* **Problem details**:
Pictures do not belong in your copy. Repeat all the other data exactly.

══════

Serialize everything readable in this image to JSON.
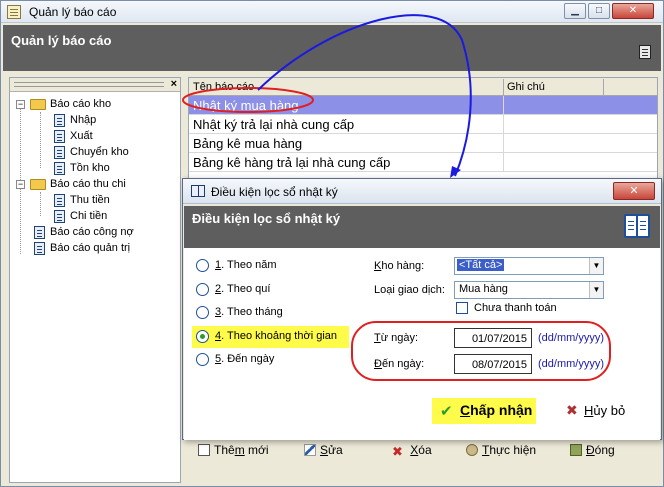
{
  "main_window": {
    "title": "Quản lý báo cáo",
    "header_title": "Quản lý báo cáo",
    "controls": {
      "minimize": "▁",
      "maximize": "□",
      "close": "✕"
    }
  },
  "tree": {
    "close_glyph": "×",
    "nodes": [
      {
        "label": "Báo cáo kho",
        "type": "folder",
        "toggle": "−"
      },
      {
        "label": "Nhập",
        "type": "doc"
      },
      {
        "label": "Xuất",
        "type": "doc"
      },
      {
        "label": "Chuyển kho",
        "type": "doc"
      },
      {
        "label": "Tồn kho",
        "type": "doc"
      },
      {
        "label": "Báo cáo thu chi",
        "type": "folder",
        "toggle": "−"
      },
      {
        "label": "Thu tiền",
        "type": "doc"
      },
      {
        "label": "Chi tiền",
        "type": "doc"
      },
      {
        "label": "Báo cáo công nợ",
        "type": "root-doc"
      },
      {
        "label": "Báo cáo quản trị",
        "type": "root-doc"
      }
    ]
  },
  "report_list": {
    "columns": [
      "Tên báo cáo",
      "Ghi chú"
    ],
    "rows": [
      {
        "name": "Nhật ký mua hàng",
        "selected": true
      },
      {
        "name": "Nhật ký trả lại nhà cung cấp",
        "selected": false
      },
      {
        "name": "Bảng kê mua hàng",
        "selected": false
      },
      {
        "name": "Bảng kê hàng trả lại nhà cung cấp",
        "selected": false
      }
    ]
  },
  "toolbar": {
    "new_pre": "Thê",
    "new_u": "m",
    "new_post": " mới",
    "edit_u": "S",
    "edit_post": "ửa",
    "delete_u": "X",
    "delete_post": "óa",
    "run_u": "T",
    "run_post": "hực hiện",
    "close_u": "Đ",
    "close_post": "óng"
  },
  "dialog": {
    "title": "Điều kiện lọc sổ nhật ký",
    "header_title": "Điều kiện lọc sổ nhật ký",
    "close_glyph": "✕",
    "options": [
      {
        "num": "1",
        "text": ". Theo năm",
        "checked": false
      },
      {
        "num": "2",
        "text": ". Theo quí",
        "checked": false
      },
      {
        "num": "3",
        "text": ". Theo tháng",
        "checked": false
      },
      {
        "num": "4",
        "text": ". Theo khoảng thời gian",
        "checked": true
      },
      {
        "num": "5",
        "text": ". Đến ngày",
        "checked": false
      }
    ],
    "kho_hang": {
      "label_u": "K",
      "label_post": "ho hàng:",
      "value": "<Tất cả>"
    },
    "loai_giao_dich": {
      "label_pre": "Loại ",
      "label_u": "g",
      "label_post": "iao dịch:",
      "value": "Mua hàng"
    },
    "chua_thanh_toan": {
      "label": "Chưa thanh toán",
      "checked": false
    },
    "tu_ngay": {
      "label_u": "T",
      "label_post": "ừ ngày:",
      "value": "01/07/2015",
      "format": "(dd/mm/yyyy)"
    },
    "den_ngay": {
      "label_u": "Đ",
      "label_post": "ến ngày:",
      "value": "08/07/2015",
      "format": "(dd/mm/yyyy)"
    },
    "ok": {
      "u": "C",
      "post": "hấp nhận",
      "glyph": "✔"
    },
    "cancel": {
      "u": "H",
      "post": "ủy bỏ",
      "glyph": "✖"
    }
  },
  "colors": {
    "header_band": "#5e5e5e",
    "selection": "#8c90e6",
    "highlight_yellow": "#fffb4a",
    "annotation_red": "#e02020",
    "annotation_blue": "#1a1ae0"
  }
}
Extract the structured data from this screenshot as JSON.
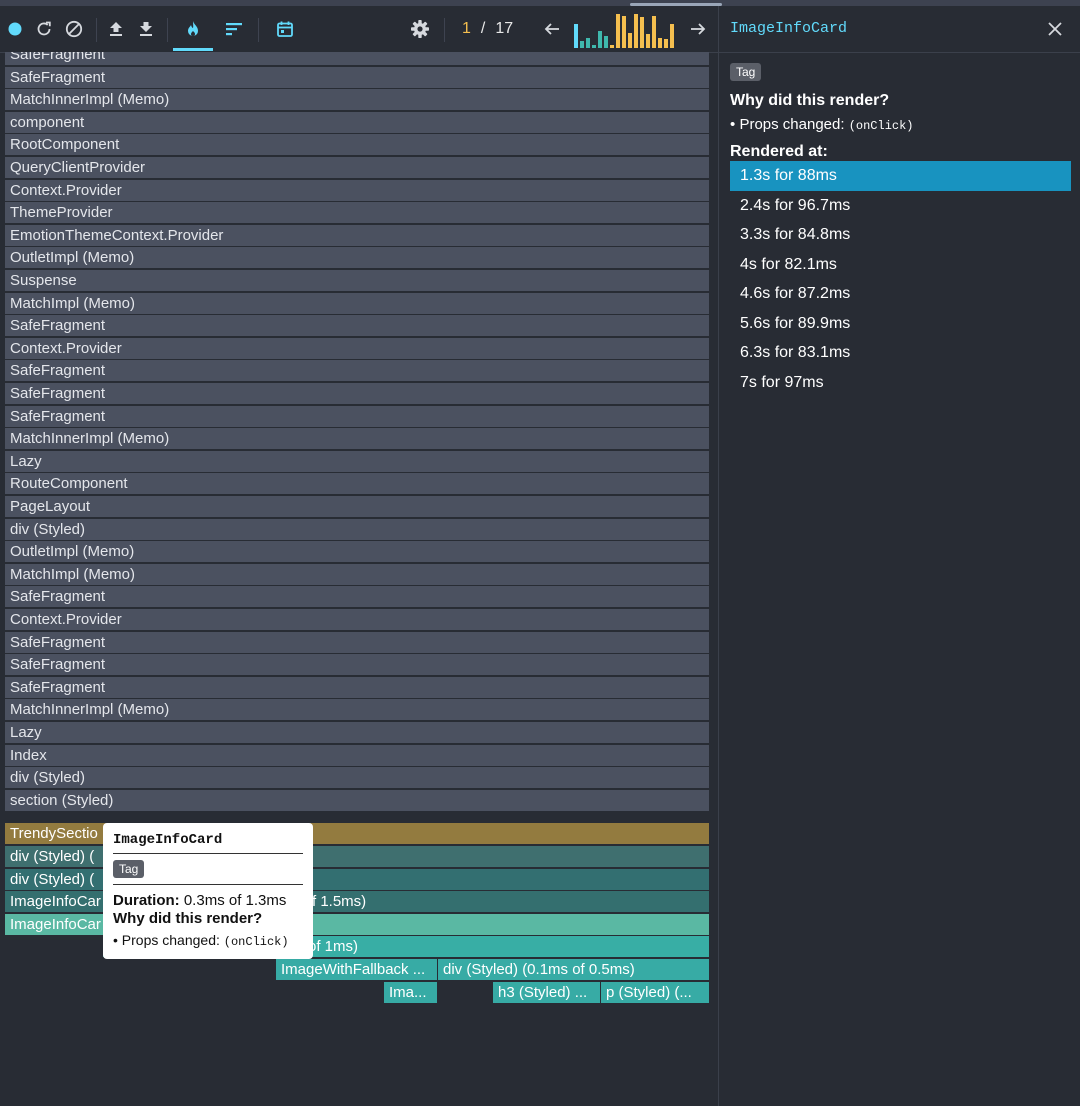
{
  "toolbar": {
    "icons": [
      "record-icon",
      "reload-icon",
      "clear-icon",
      "load-profile-icon",
      "save-profile-icon",
      "flamegraph-icon",
      "ranked-icon",
      "timeline-icon",
      "settings-icon",
      "prev-commit-icon",
      "next-commit-icon"
    ],
    "commit_current": "1",
    "commit_separator": "/",
    "commit_total": "17",
    "colors": {
      "accent": "#61dafb",
      "commit_bar": "#f5bf4f",
      "commit_selected": "#61dafb"
    },
    "commit_bars": [
      0.7,
      0.2,
      0.3,
      0.1,
      0.5,
      0.35,
      0.1,
      1.0,
      0.95,
      0.45,
      1.0,
      0.9,
      0.4,
      0.95,
      0.3,
      0.25,
      0.7
    ]
  },
  "flamegraph": {
    "rows": [
      "SafeFragment",
      "SafeFragment",
      "MatchInnerImpl (Memo)",
      "component",
      "RootComponent",
      "QueryClientProvider",
      "Context.Provider",
      "ThemeProvider",
      "EmotionThemeContext.Provider",
      "OutletImpl (Memo)",
      "Suspense",
      "MatchImpl (Memo)",
      "SafeFragment",
      "Context.Provider",
      "SafeFragment",
      "SafeFragment",
      "SafeFragment",
      "MatchInnerImpl (Memo)",
      "Lazy",
      "RouteComponent",
      "PageLayout",
      "div (Styled)",
      "OutletImpl (Memo)",
      "MatchImpl (Memo)",
      "SafeFragment",
      "Context.Provider",
      "SafeFragment",
      "SafeFragment",
      "SafeFragment",
      "MatchInnerImpl (Memo)",
      "Lazy",
      "Index",
      "div (Styled)",
      "section (Styled)"
    ],
    "rendered": [
      {
        "label": "TrendySectio",
        "color": "#937b3f"
      },
      {
        "label": "div (Styled) (",
        "color": "#3f6f6f"
      },
      {
        "label": "div (Styled) (",
        "color": "#336f71"
      },
      {
        "label": "ImageInfoCar",
        "suffix": "f 1.5ms)",
        "color": "#346f6f"
      },
      {
        "label": "ImageInfoCar",
        "color": "#5ab8a3"
      }
    ],
    "sub": {
      "row1": {
        "label": "of 1ms)",
        "color": "#38aea5"
      },
      "row2": [
        {
          "label": "ImageWithFallback ...",
          "color": "#37aba5"
        },
        {
          "label": "div (Styled) (0.1ms of 0.5ms)",
          "color": "#37aba5"
        }
      ],
      "row3": [
        {
          "label": "Ima...",
          "color": "#37aba5"
        },
        {
          "label": "h3 (Styled) ...",
          "color": "#37aba5"
        },
        {
          "label": "p (Styled) (...",
          "color": "#37aba5"
        }
      ]
    }
  },
  "tooltip": {
    "title": "ImageInfoCard",
    "badge": "Tag",
    "duration_label": "Duration:",
    "duration_value": "0.3ms of 1.3ms",
    "why": "Why did this render?",
    "bullet": "•",
    "props_label": "Props changed:",
    "props_value": "(onClick)"
  },
  "panel": {
    "title": "ImageInfoCard",
    "badge": "Tag",
    "why": "Why did this render?",
    "bullet": "•",
    "props_label": "Props changed:",
    "props_value": "(onClick)",
    "rendered_at_label": "Rendered at:",
    "renders": [
      "1.3s for 88ms",
      "2.4s for 96.7ms",
      "3.3s for 84.8ms",
      "4s for 82.1ms",
      "4.6s for 87.2ms",
      "5.6s for 89.9ms",
      "6.3s for 83.1ms",
      "7s for 97ms"
    ],
    "selected_index": 0
  }
}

══════

* **Result**:
Serialize everything readable in this image to JSON.
{
  "main_window": {
    "title": "Quản lý báo cáo",
    "header_title": "Quản lý báo cáo",
    "controls": {
      "minimize": "▁",
      "maximize": "□",
      "close": "✕"
    }
  },
  "tree": {
    "close_glyph": "×",
    "nodes": [
      {
        "label": "Báo cáo kho",
        "type": "folder",
        "toggle": "−"
      },
      {
        "label": "Nhập",
        "type": "doc"
      },
      {
        "label": "Xuất",
        "type": "doc"
      },
      {
        "label": "Chuyển kho",
        "type": "doc"
      },
      {
        "label": "Tồn kho",
        "type": "doc"
      },
      {
        "label": "Báo cáo thu chi",
        "type": "folder",
        "toggle": "−"
      },
      {
        "label": "Thu tiền",
        "type": "doc"
      },
      {
        "label": "Chi tiền",
        "type": "doc"
      },
      {
        "label": "Báo cáo công nợ",
        "type": "root-doc"
      },
      {
        "label": "Báo cáo quản trị",
        "type": "root-doc"
      }
    ]
  },
  "report_list": {
    "columns": [
      "Tên báo cáo",
      "Ghi chú"
    ],
    "rows": [
      {
        "name": "Nhật ký mua hàng",
        "selected": true
      },
      {
        "name": "Nhật ký trả lại nhà cung cấp",
        "selected": false
      },
      {
        "name": "Bảng kê mua hàng",
        "selected": false
      },
      {
        "name": "Bảng kê hàng trả lại nhà cung cấp",
        "selected": false
      }
    ]
  },
  "toolbar": {
    "new_pre": "Thê",
    "new_u": "m",
    "new_post": " mới",
    "edit_u": "S",
    "edit_post": "ửa",
    "delete_u": "X",
    "delete_post": "óa",
    "run_u": "T",
    "run_post": "hực hiện",
    "close_u": "Đ",
    "close_post": "óng"
  },
  "dialog": {
    "title": "Điều kiện lọc sổ nhật ký",
    "header_title": "Điều kiện lọc sổ nhật ký",
    "close_glyph": "✕",
    "options": [
      {
        "num": "1",
        "text": ". Theo năm",
        "checked": false
      },
      {
        "num": "2",
        "text": ". Theo quí",
        "checked": false
      },
      {
        "num": "3",
        "text": ". Theo tháng",
        "checked": false
      },
      {
        "num": "4",
        "text": ". Theo khoảng thời gian",
        "checked": true
      },
      {
        "num": "5",
        "text": ". Đến ngày",
        "checked": false
      }
    ],
    "kho_hang": {
      "label_u": "K",
      "label_post": "ho hàng:",
      "value": "<Tất cả>"
    },
    "loai_giao_dich": {
      "label_pre": "Loại ",
      "label_u": "g",
      "label_post": "iao dịch:",
      "value": "Mua hàng"
    },
    "chua_thanh_toan": {
      "label": "Chưa thanh toán",
      "checked": false
    },
    "tu_ngay": {
      "label_u": "T",
      "label_post": "ừ ngày:",
      "value": "01/07/2015",
      "format": "(dd/mm/yyyy)"
    },
    "den_ngay": {
      "label_u": "Đ",
      "label_post": "ến ngày:",
      "value": "08/07/2015",
      "format": "(dd/mm/yyyy)"
    },
    "ok": {
      "u": "C",
      "post": "hấp nhận",
      "glyph": "✔"
    },
    "cancel": {
      "u": "H",
      "post": "ủy bỏ",
      "glyph": "✖"
    }
  },
  "colors": {
    "header_band": "#5e5e5e",
    "selection": "#8c90e6",
    "highlight_yellow": "#fffb4a",
    "annotation_red": "#e02020",
    "annotation_blue": "#1a1ae0"
  }
}
Extract the structured data from this screenshot as JSON.
{
  "toolbar": {
    "icons": [
      "record-icon",
      "reload-icon",
      "clear-icon",
      "load-profile-icon",
      "save-profile-icon",
      "flamegraph-icon",
      "ranked-icon",
      "timeline-icon",
      "settings-icon",
      "prev-commit-icon",
      "next-commit-icon"
    ],
    "commit_current": "1",
    "commit_separator": "/",
    "commit_total": "17",
    "colors": {
      "accent": "#61dafb",
      "commit_bar": "#f5bf4f",
      "commit_selected": "#61dafb"
    },
    "commit_bars": [
      0.7,
      0.2,
      0.3,
      0.1,
      0.5,
      0.35,
      0.1,
      1.0,
      0.95,
      0.45,
      1.0,
      0.9,
      0.4,
      0.95,
      0.3,
      0.25,
      0.7
    ]
  },
  "flamegraph": {
    "rows": [
      "SafeFragment",
      "SafeFragment",
      "MatchInnerImpl (Memo)",
      "component",
      "RootComponent",
      "QueryClientProvider",
      "Context.Provider",
      "ThemeProvider",
      "EmotionThemeContext.Provider",
      "OutletImpl (Memo)",
      "Suspense",
      "MatchImpl (Memo)",
      "SafeFragment",
      "Context.Provider",
      "SafeFragment",
      "SafeFragment",
      "SafeFragment",
      "MatchInnerImpl (Memo)",
      "Lazy",
      "RouteComponent",
      "PageLayout",
      "div (Styled)",
      "OutletImpl (Memo)",
      "MatchImpl (Memo)",
      "SafeFragment",
      "Context.Provider",
      "SafeFragment",
      "SafeFragment",
      "SafeFragment",
      "MatchInnerImpl (Memo)",
      "Lazy",
      "Index",
      "div (Styled)",
      "section (Styled)"
    ],
    "rendered": [
      {
        "label": "TrendySectio",
        "color": "#937b3f"
      },
      {
        "label": "div (Styled) (",
        "color": "#3f6f6f"
      },
      {
        "label": "div (Styled) (",
        "color": "#336f71"
      },
      {
        "label": "ImageInfoCar",
        "suffix": "f 1.5ms)",
        "color": "#346f6f"
      },
      {
        "label": "ImageInfoCar",
        "color": "#5ab8a3"
      }
    ],
    "sub": {
      "row1": {
        "label": "of 1ms)",
        "color": "#38aea5"
      },
      "row2": [
        {
          "label": "ImageWithFallback ...",
          "color": "#37aba5"
        },
        {
          "label": "div (Styled) (0.1ms of 0.5ms)",
          "color": "#37aba5"
        }
      ],
      "row3": [
        {
          "label": "Ima...",
          "color": "#37aba5"
        },
        {
          "label": "h3 (Styled) ...",
          "color": "#37aba5"
        },
        {
          "label": "p (Styled) (...",
          "color": "#37aba5"
        }
      ]
    }
  },
  "tooltip": {
    "title": "ImageInfoCard",
    "badge": "Tag",
    "duration_label": "Duration:",
    "duration_value": "0.3ms of 1.3ms",
    "why": "Why did this render?",
    "bullet": "•",
    "props_label": "Props changed:",
    "props_value": "(onClick)"
  },
  "panel": {
    "title": "ImageInfoCard",
    "badge": "Tag",
    "why": "Why did this render?",
    "bullet": "•",
    "props_label": "Props changed:",
    "props_value": "(onClick)",
    "rendered_at_label": "Rendered at:",
    "renders": [
      "1.3s for 88ms",
      "2.4s for 96.7ms",
      "3.3s for 84.8ms",
      "4s for 82.1ms",
      "4.6s for 87.2ms",
      "5.6s for 89.9ms",
      "6.3s for 83.1ms",
      "7s for 97ms"
    ],
    "selected_index": 0
  }
}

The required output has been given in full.